- [Stated problem]
Examine the material below. Gather every line in which the string "score" appears.
=-=-=-=-=
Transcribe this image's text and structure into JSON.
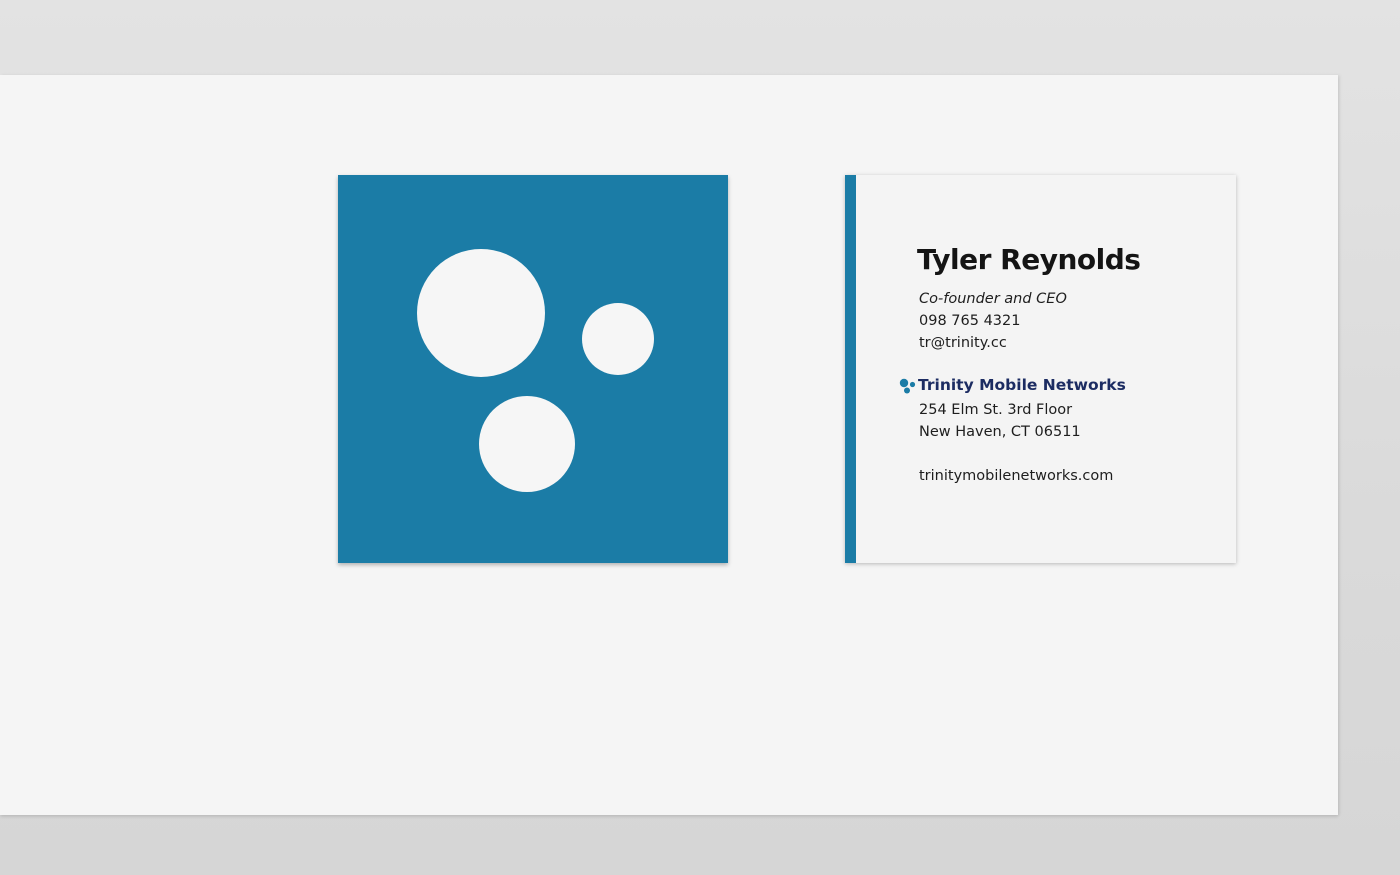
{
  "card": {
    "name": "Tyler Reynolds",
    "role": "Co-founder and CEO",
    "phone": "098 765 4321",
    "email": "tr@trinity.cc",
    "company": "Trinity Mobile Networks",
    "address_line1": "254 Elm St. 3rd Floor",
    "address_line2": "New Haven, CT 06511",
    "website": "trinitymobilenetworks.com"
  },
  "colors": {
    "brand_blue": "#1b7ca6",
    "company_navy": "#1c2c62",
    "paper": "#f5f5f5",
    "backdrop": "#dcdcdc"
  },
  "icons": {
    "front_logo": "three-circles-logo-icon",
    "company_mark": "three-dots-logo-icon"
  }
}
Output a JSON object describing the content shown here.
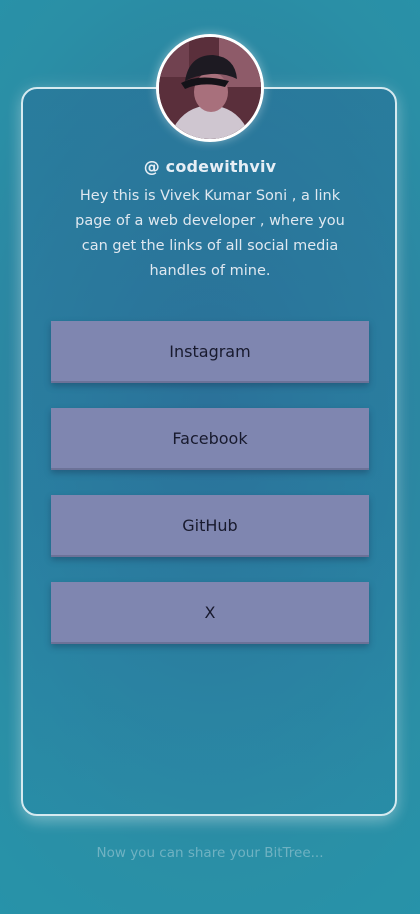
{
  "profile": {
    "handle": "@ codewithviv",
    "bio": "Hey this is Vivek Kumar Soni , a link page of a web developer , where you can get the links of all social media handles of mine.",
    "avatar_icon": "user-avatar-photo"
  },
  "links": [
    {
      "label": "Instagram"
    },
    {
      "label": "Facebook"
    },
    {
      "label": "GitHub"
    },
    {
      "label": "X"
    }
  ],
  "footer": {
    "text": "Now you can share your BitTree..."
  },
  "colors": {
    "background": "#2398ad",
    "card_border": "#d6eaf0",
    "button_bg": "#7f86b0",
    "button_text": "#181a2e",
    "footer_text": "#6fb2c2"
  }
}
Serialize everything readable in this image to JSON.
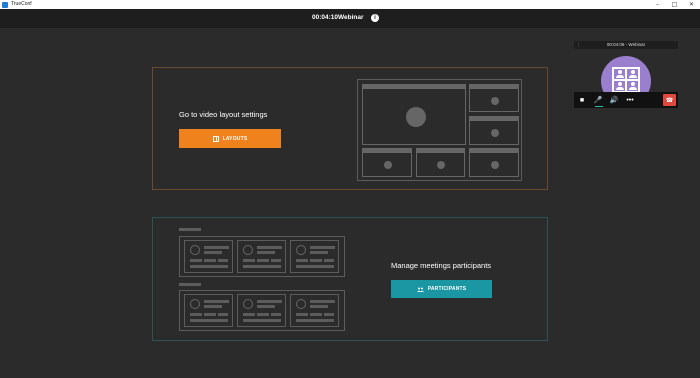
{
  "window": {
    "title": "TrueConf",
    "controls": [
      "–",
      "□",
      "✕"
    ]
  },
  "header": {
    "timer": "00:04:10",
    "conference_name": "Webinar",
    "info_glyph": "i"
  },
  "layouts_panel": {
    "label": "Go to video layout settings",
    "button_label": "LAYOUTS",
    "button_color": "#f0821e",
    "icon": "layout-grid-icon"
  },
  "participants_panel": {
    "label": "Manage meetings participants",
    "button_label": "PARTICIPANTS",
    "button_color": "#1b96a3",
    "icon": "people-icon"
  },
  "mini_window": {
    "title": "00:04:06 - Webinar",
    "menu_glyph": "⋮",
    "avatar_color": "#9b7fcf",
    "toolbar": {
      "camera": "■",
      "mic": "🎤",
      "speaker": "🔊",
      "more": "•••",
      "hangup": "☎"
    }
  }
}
=-=-=-=-=
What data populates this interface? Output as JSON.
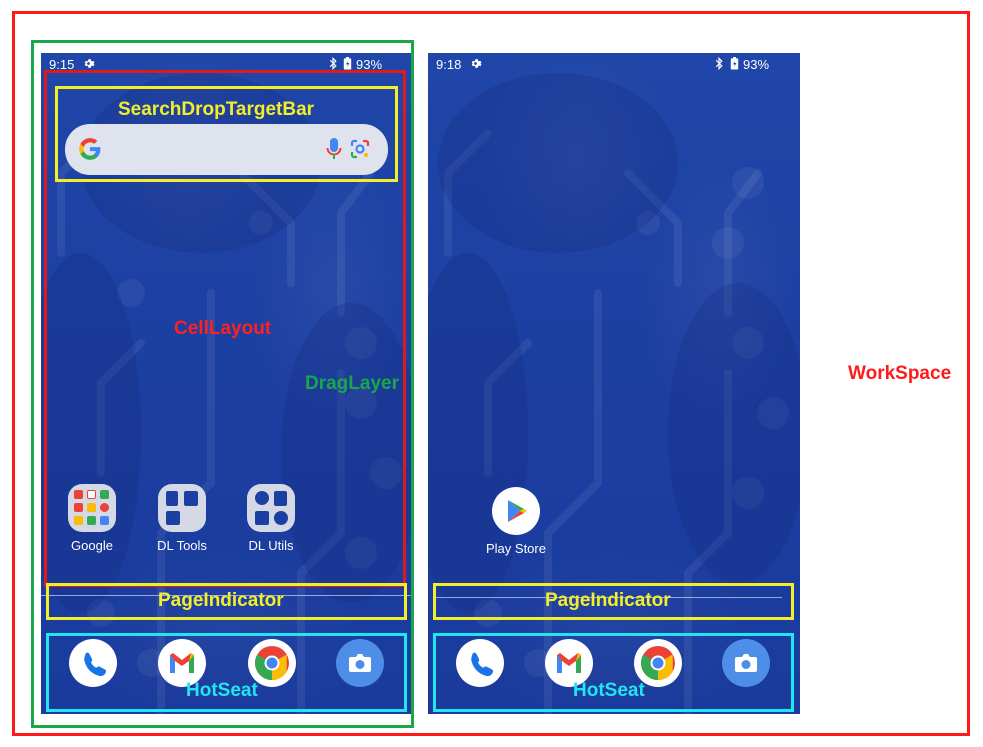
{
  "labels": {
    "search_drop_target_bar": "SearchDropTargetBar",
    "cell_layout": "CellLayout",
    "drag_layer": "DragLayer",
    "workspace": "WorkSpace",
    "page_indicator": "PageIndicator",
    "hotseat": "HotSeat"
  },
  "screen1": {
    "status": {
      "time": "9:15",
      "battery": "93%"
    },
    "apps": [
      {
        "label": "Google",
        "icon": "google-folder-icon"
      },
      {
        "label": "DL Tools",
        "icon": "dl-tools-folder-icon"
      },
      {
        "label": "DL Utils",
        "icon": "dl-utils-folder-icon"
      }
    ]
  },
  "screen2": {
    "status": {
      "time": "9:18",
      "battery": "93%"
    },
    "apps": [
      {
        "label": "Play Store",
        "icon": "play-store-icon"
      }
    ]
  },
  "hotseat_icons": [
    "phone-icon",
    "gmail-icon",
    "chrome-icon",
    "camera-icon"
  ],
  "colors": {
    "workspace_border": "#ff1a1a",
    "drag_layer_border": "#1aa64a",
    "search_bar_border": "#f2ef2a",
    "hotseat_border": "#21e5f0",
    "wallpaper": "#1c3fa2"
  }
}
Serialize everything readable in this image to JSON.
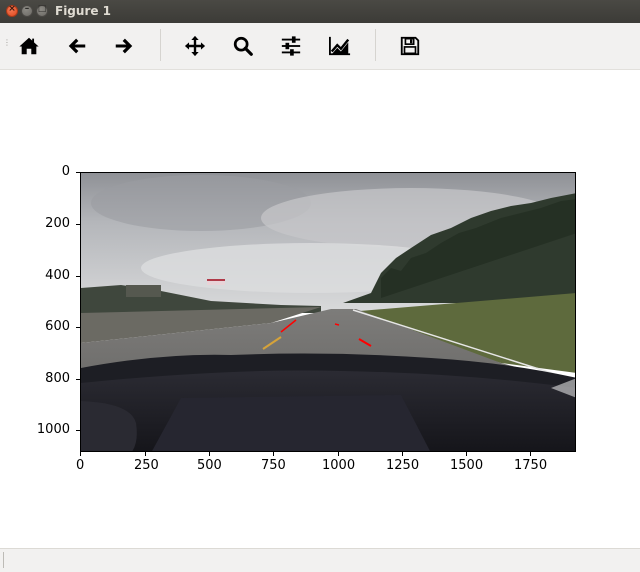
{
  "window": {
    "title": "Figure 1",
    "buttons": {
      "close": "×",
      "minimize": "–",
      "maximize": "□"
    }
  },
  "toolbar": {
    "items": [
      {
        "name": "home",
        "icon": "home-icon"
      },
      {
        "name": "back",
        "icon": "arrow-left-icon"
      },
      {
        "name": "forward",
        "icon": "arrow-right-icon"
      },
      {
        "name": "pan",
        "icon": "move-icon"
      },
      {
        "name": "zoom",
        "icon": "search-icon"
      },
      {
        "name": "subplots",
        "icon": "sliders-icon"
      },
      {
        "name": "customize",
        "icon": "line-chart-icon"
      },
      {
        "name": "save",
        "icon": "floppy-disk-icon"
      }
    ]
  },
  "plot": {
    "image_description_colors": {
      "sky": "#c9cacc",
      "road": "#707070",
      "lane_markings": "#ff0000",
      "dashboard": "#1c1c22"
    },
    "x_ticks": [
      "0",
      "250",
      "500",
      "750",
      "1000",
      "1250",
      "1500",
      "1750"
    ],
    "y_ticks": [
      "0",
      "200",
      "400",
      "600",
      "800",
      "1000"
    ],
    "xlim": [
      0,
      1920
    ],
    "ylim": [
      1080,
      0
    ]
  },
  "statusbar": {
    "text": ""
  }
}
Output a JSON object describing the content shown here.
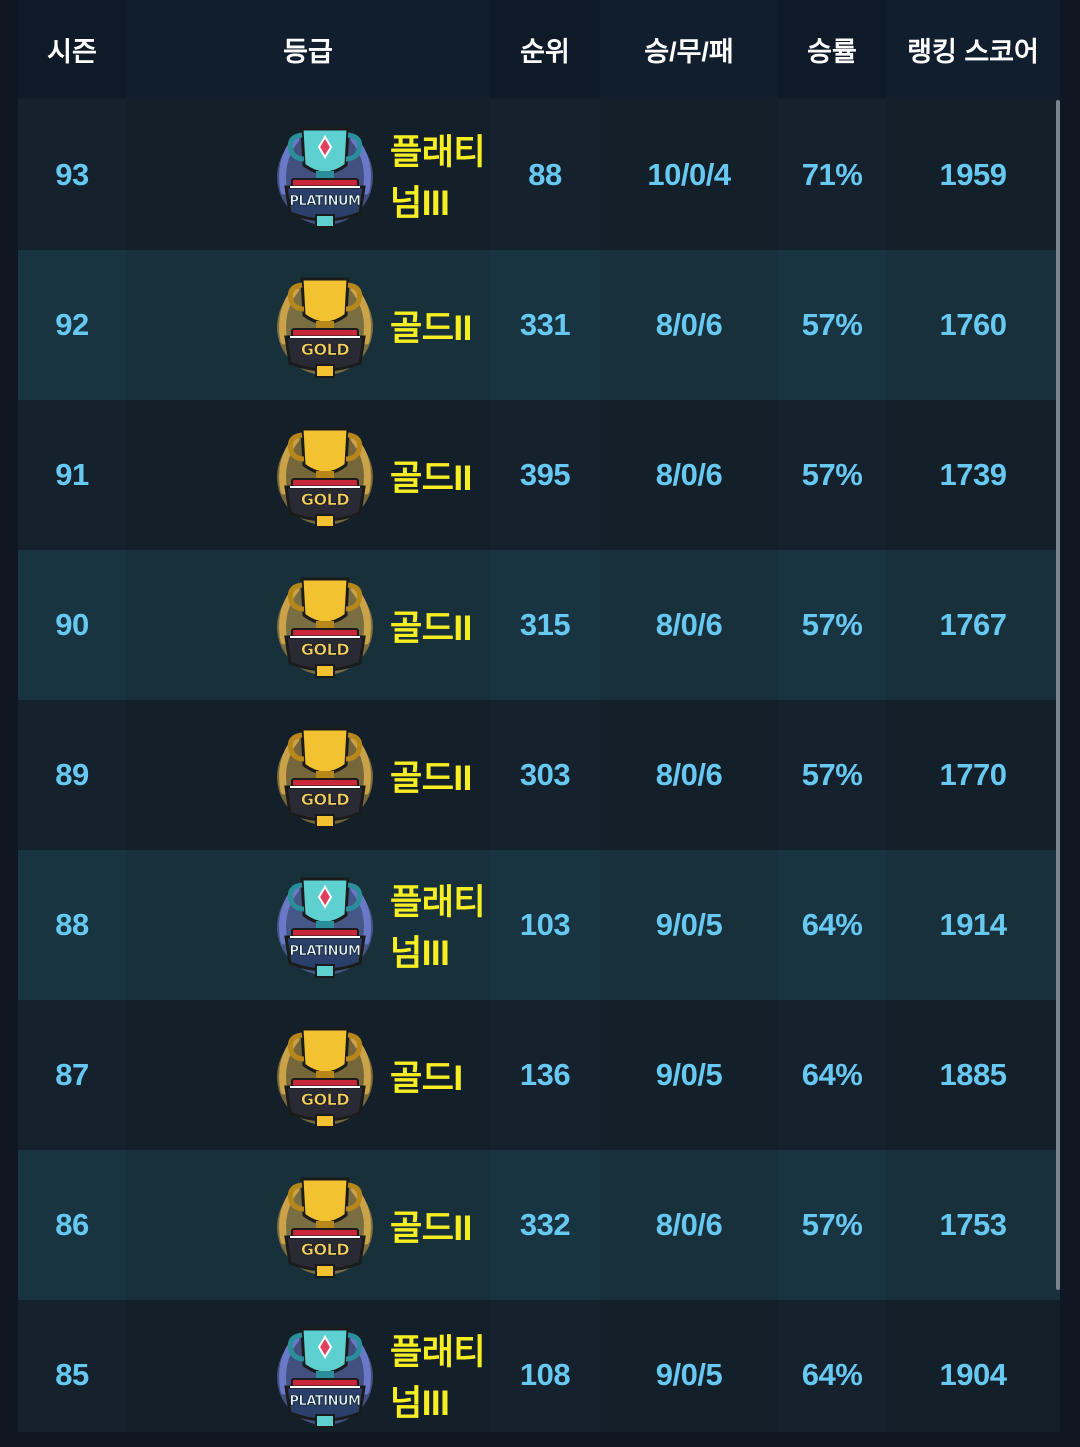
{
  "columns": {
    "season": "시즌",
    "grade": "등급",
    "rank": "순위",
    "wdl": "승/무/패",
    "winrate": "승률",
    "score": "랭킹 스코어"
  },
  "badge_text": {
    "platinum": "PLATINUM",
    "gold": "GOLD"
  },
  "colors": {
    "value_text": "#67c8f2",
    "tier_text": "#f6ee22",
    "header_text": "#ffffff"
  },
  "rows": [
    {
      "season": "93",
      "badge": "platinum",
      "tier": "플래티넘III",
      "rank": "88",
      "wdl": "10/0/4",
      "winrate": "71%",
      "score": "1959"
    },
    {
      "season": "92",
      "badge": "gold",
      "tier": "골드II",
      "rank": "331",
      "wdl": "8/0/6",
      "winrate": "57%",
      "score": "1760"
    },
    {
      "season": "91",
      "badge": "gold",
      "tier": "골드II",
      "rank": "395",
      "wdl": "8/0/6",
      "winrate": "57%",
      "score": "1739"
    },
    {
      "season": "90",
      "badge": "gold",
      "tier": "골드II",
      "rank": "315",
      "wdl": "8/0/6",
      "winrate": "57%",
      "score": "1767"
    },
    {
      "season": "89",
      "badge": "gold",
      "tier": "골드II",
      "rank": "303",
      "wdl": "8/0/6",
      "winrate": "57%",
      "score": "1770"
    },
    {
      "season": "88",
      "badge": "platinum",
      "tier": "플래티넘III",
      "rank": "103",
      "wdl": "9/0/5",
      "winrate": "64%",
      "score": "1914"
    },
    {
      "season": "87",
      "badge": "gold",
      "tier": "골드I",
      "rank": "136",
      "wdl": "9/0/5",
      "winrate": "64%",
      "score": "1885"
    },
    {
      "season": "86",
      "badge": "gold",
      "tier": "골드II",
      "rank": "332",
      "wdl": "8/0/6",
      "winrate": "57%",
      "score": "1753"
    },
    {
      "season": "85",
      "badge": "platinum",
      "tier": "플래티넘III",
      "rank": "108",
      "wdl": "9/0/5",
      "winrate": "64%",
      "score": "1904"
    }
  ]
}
=-=-=-=-=
- [Exercise response]
    "score": "랭킹 스코어"
      "score": "1959"
      "score": "1760"
      "score": "1739"
      "score": "1767"
      "score": "1770"
      "score": "1914"
      "score": "1885"
      "score": "1753"
      "score": "1904"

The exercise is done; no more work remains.